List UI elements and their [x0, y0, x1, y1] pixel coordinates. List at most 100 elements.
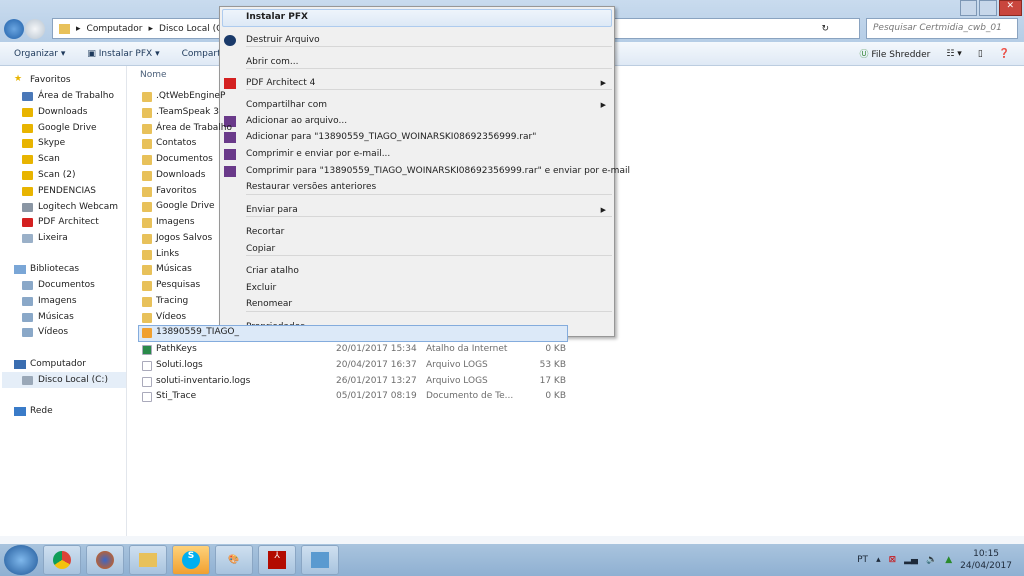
chrome-icon [53, 551, 71, 569]
file-name[interactable]: soluti-inventario.logs [156, 376, 250, 386]
menu-item-compartilhar-com[interactable]: Compartilhar com [246, 100, 327, 110]
file-date: 20/04/2017 16:37 [336, 359, 417, 370]
folder-item[interactable]: Vídeos [156, 312, 186, 322]
preview-pane-button[interactable]: ▯ [978, 49, 983, 59]
sidebar-favorite-item[interactable]: Scan (2) [38, 170, 76, 180]
menu-item-adicionar-ao-arquivo[interactable]: Adicionar ao arquivo... [246, 116, 347, 126]
folder-item[interactable]: Favoritos [156, 186, 197, 196]
folder-icon [142, 107, 152, 118]
clock[interactable]: 10:15 24/04/2017 [960, 548, 1012, 572]
sidebar-computer[interactable]: Computador [30, 359, 86, 369]
menu-item-destruir-arquivo[interactable]: Destruir Arquivo [246, 35, 320, 45]
folder-item[interactable]: Pesquisas [156, 280, 200, 290]
file-size: 53 KB [539, 359, 566, 370]
folder-item[interactable]: Área de Trabalho [156, 123, 232, 133]
volume-icon[interactable]: 🔈 [926, 555, 937, 565]
menu-item-renomear[interactable]: Renomear [246, 299, 292, 309]
google-drive-icon[interactable]: ▲ [945, 555, 952, 565]
sidebar-favorite-item[interactable]: PENDENCIAS [38, 186, 96, 196]
folder-item[interactable]: Links [156, 249, 179, 259]
taskbar-explorer[interactable] [129, 545, 167, 575]
sidebar-favorite-item[interactable]: Downloads [38, 107, 87, 117]
organize-button[interactable]: Organizar ▾ [14, 49, 65, 59]
folder-item[interactable]: Jogos Salvos [156, 233, 212, 243]
sidebar-favorite-item[interactable]: PDF Architect [38, 217, 99, 227]
taskbar-chrome[interactable] [43, 545, 81, 575]
menu-item-comprimir-e-enviar-por-e-mail[interactable]: Comprimir e enviar por e-mail... [246, 149, 390, 159]
file-name[interactable]: PathKeys [156, 344, 197, 354]
file-shredder-button[interactable]: Ⓤ File Shredder [859, 47, 930, 60]
close-button[interactable]: ✕ [998, 0, 1022, 16]
sidebar-favorite-item[interactable]: Lixeira [38, 233, 68, 243]
sidebar-library-item[interactable]: Imagens [38, 296, 77, 306]
details-pane [0, 536, 1024, 544]
sidebar-libraries[interactable]: Bibliotecas [30, 264, 79, 274]
sidebar-library-item[interactable]: Músicas [38, 312, 74, 322]
back-button[interactable] [4, 19, 24, 39]
taskbar-paint[interactable]: 🎨 [215, 545, 253, 575]
menu-item-recortar[interactable]: Recortar [246, 227, 284, 237]
folder-icon [142, 123, 152, 134]
search-input[interactable]: Pesquisar Certmidia_cwb_01 [866, 18, 1018, 39]
restore-button[interactable] [979, 0, 997, 16]
share-button[interactable]: Comparti [182, 49, 224, 59]
menu-item-enviar-para[interactable]: Enviar para [246, 205, 298, 215]
file-name[interactable]: Soluti.logs [156, 360, 203, 370]
start-button[interactable] [4, 545, 38, 575]
sidebar-favorite-item[interactable]: Área de Trabalho [38, 91, 114, 101]
taskbar-skype[interactable]: S [172, 545, 210, 575]
menu-item-criar-atalho[interactable]: Criar atalho [246, 266, 299, 276]
install-pfx-button[interactable]: ▣ Instalar PFX ▾ [87, 49, 159, 59]
menu-item-instalar-pfx[interactable]: Instalar PFX [246, 12, 308, 22]
sidebar-network[interactable]: Rede [30, 406, 53, 416]
signal-icon[interactable]: ▂▄ [904, 555, 918, 565]
network-error-icon[interactable]: ⊠ [889, 555, 897, 565]
language-indicator[interactable]: PT [857, 555, 868, 565]
sidebar-favorite-item[interactable]: Logitech Webcam [38, 202, 118, 212]
help-button[interactable]: ❓ [999, 49, 1010, 59]
folder-item[interactable]: Google Drive [156, 201, 215, 211]
drive-icon [22, 376, 33, 385]
sidebar-favorites[interactable]: Favoritos [30, 75, 71, 85]
menu-item-excluir[interactable]: Excluir [246, 283, 276, 293]
pdf-architect-icon [224, 78, 236, 89]
menu-separator [246, 46, 612, 47]
folder-icon [142, 265, 152, 276]
folder-item[interactable]: Downloads [156, 170, 205, 180]
file-name[interactable]: Sti_Trace [156, 391, 196, 401]
folder-item[interactable]: Tracing [156, 296, 188, 306]
winrar-icon [224, 166, 236, 177]
sidebar-library-item[interactable]: Documentos [38, 280, 95, 290]
chevron-right-icon: ▸ [76, 23, 81, 34]
column-header-name[interactable]: Nome [140, 70, 167, 80]
folder-item[interactable]: .QtWebEngineP [156, 91, 225, 101]
menu-item-pdf-architect-4[interactable]: PDF Architect 4 [246, 78, 315, 88]
forward-button[interactable] [25, 19, 45, 39]
folder-item[interactable]: Imagens [156, 217, 195, 227]
folder-item[interactable]: Contatos [156, 138, 196, 148]
taskbar-acrobat[interactable]: ⅄ [258, 545, 296, 575]
tray-expand-icon[interactable]: ▴ [876, 555, 881, 565]
folder-item[interactable]: .TeamSpeak 3 [156, 107, 219, 117]
sidebar-library-item[interactable]: Vídeos [38, 327, 68, 337]
taskbar-photos[interactable] [301, 545, 339, 575]
clock-time: 10:15 [973, 549, 1000, 559]
folder-item[interactable]: Documentos [156, 154, 213, 164]
sidebar-favorite-item[interactable]: Skype [38, 138, 65, 148]
taskbar-firefox[interactable] [86, 545, 124, 575]
menu-item-restaurar-vers-es-anteriores[interactable]: Restaurar versões anteriores [246, 182, 376, 192]
file-type: Atalho da Internet [426, 344, 508, 354]
sidebar-disco-local[interactable]: Disco Local (C:) [38, 375, 108, 385]
menu-item-comprimir-para-13890559-tiago[interactable]: Comprimir para "13890559_TIAGO_WOINARSKI… [246, 166, 630, 176]
menu-item-copiar[interactable]: Copiar [246, 244, 275, 254]
view-options-button[interactable]: ☷ ▾ [946, 49, 961, 59]
refresh-icon[interactable]: ↻ [821, 24, 829, 34]
minimize-button[interactable] [960, 0, 978, 16]
menu-item-adicionar-para-13890559-tiago[interactable]: Adicionar para "13890559_TIAGO_WOINARSKI… [246, 132, 536, 142]
sidebar-favorite-item[interactable]: Scan [38, 154, 60, 164]
sidebar-favorite-item[interactable]: Google Drive [38, 123, 97, 133]
folder-item[interactable]: Músicas [156, 264, 192, 274]
breadcrumb-computador[interactable]: Computador [87, 24, 143, 34]
selected-file-name[interactable]: 13890559_TIAGO_ [156, 327, 239, 337]
menu-item-abrir-com[interactable]: Abrir com... [246, 57, 298, 67]
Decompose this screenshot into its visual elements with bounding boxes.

------------------------------------------------------------------------

Copy out the material above word for word, leaving out the pictures.

List UI elements and their [x0, y0, x1, y1] pixel coordinates. List at most 100 elements.
chrome-icon [53, 551, 71, 569]
file-name[interactable]: soluti-inventario.logs [156, 376, 250, 386]
menu-item-compartilhar-com[interactable]: Compartilhar com [246, 100, 327, 110]
file-date: 20/04/2017 16:37 [336, 359, 417, 370]
folder-item[interactable]: Vídeos [156, 312, 186, 322]
preview-pane-button[interactable]: ▯ [978, 49, 983, 59]
sidebar-favorite-item[interactable]: Scan (2) [38, 170, 76, 180]
menu-item-adicionar-ao-arquivo[interactable]: Adicionar ao arquivo... [246, 116, 347, 126]
folder-item[interactable]: Favoritos [156, 186, 197, 196]
folder-icon [142, 107, 152, 118]
clock[interactable]: 10:15 24/04/2017 [960, 548, 1012, 572]
sidebar-computer[interactable]: Computador [30, 359, 86, 369]
menu-item-destruir-arquivo[interactable]: Destruir Arquivo [246, 35, 320, 45]
folder-item[interactable]: Pesquisas [156, 280, 200, 290]
file-size: 53 KB [539, 359, 566, 370]
folder-item[interactable]: Área de Trabalho [156, 123, 232, 133]
volume-icon[interactable]: 🔈 [926, 555, 937, 565]
menu-item-renomear[interactable]: Renomear [246, 299, 292, 309]
google-drive-icon[interactable]: ▲ [945, 555, 952, 565]
sidebar-favorite-item[interactable]: PENDENCIAS [38, 186, 96, 196]
folder-item[interactable]: Links [156, 249, 179, 259]
taskbar-explorer[interactable] [129, 545, 167, 575]
sidebar-favorite-item[interactable]: Downloads [38, 107, 87, 117]
organize-button[interactable]: Organizar ▾ [14, 49, 65, 59]
folder-item[interactable]: Jogos Salvos [156, 233, 212, 243]
sidebar-favorite-item[interactable]: PDF Architect [38, 217, 99, 227]
taskbar-chrome[interactable] [43, 545, 81, 575]
menu-item-comprimir-e-enviar-por-e-mail[interactable]: Comprimir e enviar por e-mail... [246, 149, 390, 159]
file-name[interactable]: PathKeys [156, 344, 197, 354]
file-shredder-button[interactable]: Ⓤ File Shredder [859, 47, 930, 60]
close-button[interactable]: ✕ [998, 0, 1022, 16]
sidebar-favorite-item[interactable]: Lixeira [38, 233, 68, 243]
sidebar-library-item[interactable]: Imagens [38, 296, 77, 306]
details-pane [0, 536, 1024, 544]
sidebar-libraries[interactable]: Bibliotecas [30, 264, 79, 274]
sidebar-library-item[interactable]: Músicas [38, 312, 74, 322]
back-button[interactable] [4, 19, 24, 39]
taskbar-paint[interactable]: 🎨 [215, 545, 253, 575]
menu-item-recortar[interactable]: Recortar [246, 227, 284, 237]
folder-icon [142, 123, 152, 134]
search-input[interactable]: Pesquisar Certmidia_cwb_01 [866, 18, 1018, 39]
restore-button[interactable] [979, 0, 997, 16]
share-button[interactable]: Comparti [182, 49, 224, 59]
menu-item-enviar-para[interactable]: Enviar para [246, 205, 298, 215]
file-name[interactable]: Soluti.logs [156, 360, 203, 370]
start-button[interactable] [4, 545, 38, 575]
sidebar-favorite-item[interactable]: Área de Trabalho [38, 91, 114, 101]
taskbar-skype[interactable]: S [172, 545, 210, 575]
menu-item-criar-atalho[interactable]: Criar atalho [246, 266, 299, 276]
install-pfx-button[interactable]: ▣ Instalar PFX ▾ [87, 49, 159, 59]
menu-item-instalar-pfx[interactable]: Instalar PFX [246, 12, 308, 22]
sidebar-network[interactable]: Rede [30, 406, 53, 416]
signal-icon[interactable]: ▂▄ [904, 555, 918, 565]
network-error-icon[interactable]: ⊠ [889, 555, 897, 565]
language-indicator[interactable]: PT [857, 555, 868, 565]
sidebar-favorite-item[interactable]: Logitech Webcam [38, 202, 118, 212]
help-button[interactable]: ❓ [999, 49, 1010, 59]
folder-item[interactable]: Google Drive [156, 201, 215, 211]
drive-icon [22, 376, 33, 385]
sidebar-favorites[interactable]: Favoritos [30, 75, 71, 85]
menu-item-excluir[interactable]: Excluir [246, 283, 276, 293]
pdf-architect-icon [224, 78, 236, 89]
menu-separator [246, 46, 612, 47]
folder-icon [142, 265, 152, 276]
folder-item[interactable]: Downloads [156, 170, 205, 180]
file-name[interactable]: Sti_Trace [156, 391, 196, 401]
folder-item[interactable]: Tracing [156, 296, 188, 306]
winrar-icon [224, 166, 236, 177]
sidebar-library-item[interactable]: Documentos [38, 280, 95, 290]
chevron-right-icon: ▸ [76, 23, 81, 34]
column-header-name[interactable]: Nome [140, 70, 167, 80]
folder-item[interactable]: .QtWebEngineP [156, 91, 225, 101]
menu-item-pdf-architect-4[interactable]: PDF Architect 4 [246, 78, 315, 88]
forward-button[interactable] [25, 19, 45, 39]
folder-item[interactable]: Imagens [156, 217, 195, 227]
folder-item[interactable]: Contatos [156, 138, 196, 148]
taskbar-acrobat[interactable]: ⅄ [258, 545, 296, 575]
tray-expand-icon[interactable]: ▴ [876, 555, 881, 565]
folder-item[interactable]: .TeamSpeak 3 [156, 107, 219, 117]
sidebar-library-item[interactable]: Vídeos [38, 327, 68, 337]
taskbar-photos[interactable] [301, 545, 339, 575]
clock-time: 10:15 [973, 549, 1000, 559]
folder-item[interactable]: Documentos [156, 154, 213, 164]
sidebar-favorite-item[interactable]: Skype [38, 138, 65, 148]
taskbar-firefox[interactable] [86, 545, 124, 575]
menu-item-restaurar-vers-es-anteriores[interactable]: Restaurar versões anteriores [246, 182, 376, 192]
file-type: Atalho da Internet [426, 344, 508, 354]
sidebar-disco-local[interactable]: Disco Local (C:) [38, 375, 108, 385]
menu-item-comprimir-para-13890559-tiago[interactable]: Comprimir para "13890559_TIAGO_WOINARSKI… [246, 166, 630, 176]
menu-item-copiar[interactable]: Copiar [246, 244, 275, 254]
view-options-button[interactable]: ☷ ▾ [946, 49, 961, 59]
refresh-icon[interactable]: ↻ [821, 24, 829, 34]
minimize-button[interactable] [960, 0, 978, 16]
menu-item-adicionar-para-13890559-tiago[interactable]: Adicionar para "13890559_TIAGO_WOINARSKI… [246, 132, 536, 142]
sidebar-favorite-item[interactable]: Scan [38, 154, 60, 164]
sidebar-favorite-item[interactable]: Google Drive [38, 123, 97, 133]
folder-item[interactable]: Músicas [156, 264, 192, 274]
breadcrumb-computador[interactable]: Computador [87, 24, 143, 34]
selected-file-name[interactable]: 13890559_TIAGO_ [156, 327, 239, 337]
menu-item-abrir-com[interactable]: Abrir com... [246, 57, 298, 67]
Decompose this screenshot into its visual elements with bounding boxes.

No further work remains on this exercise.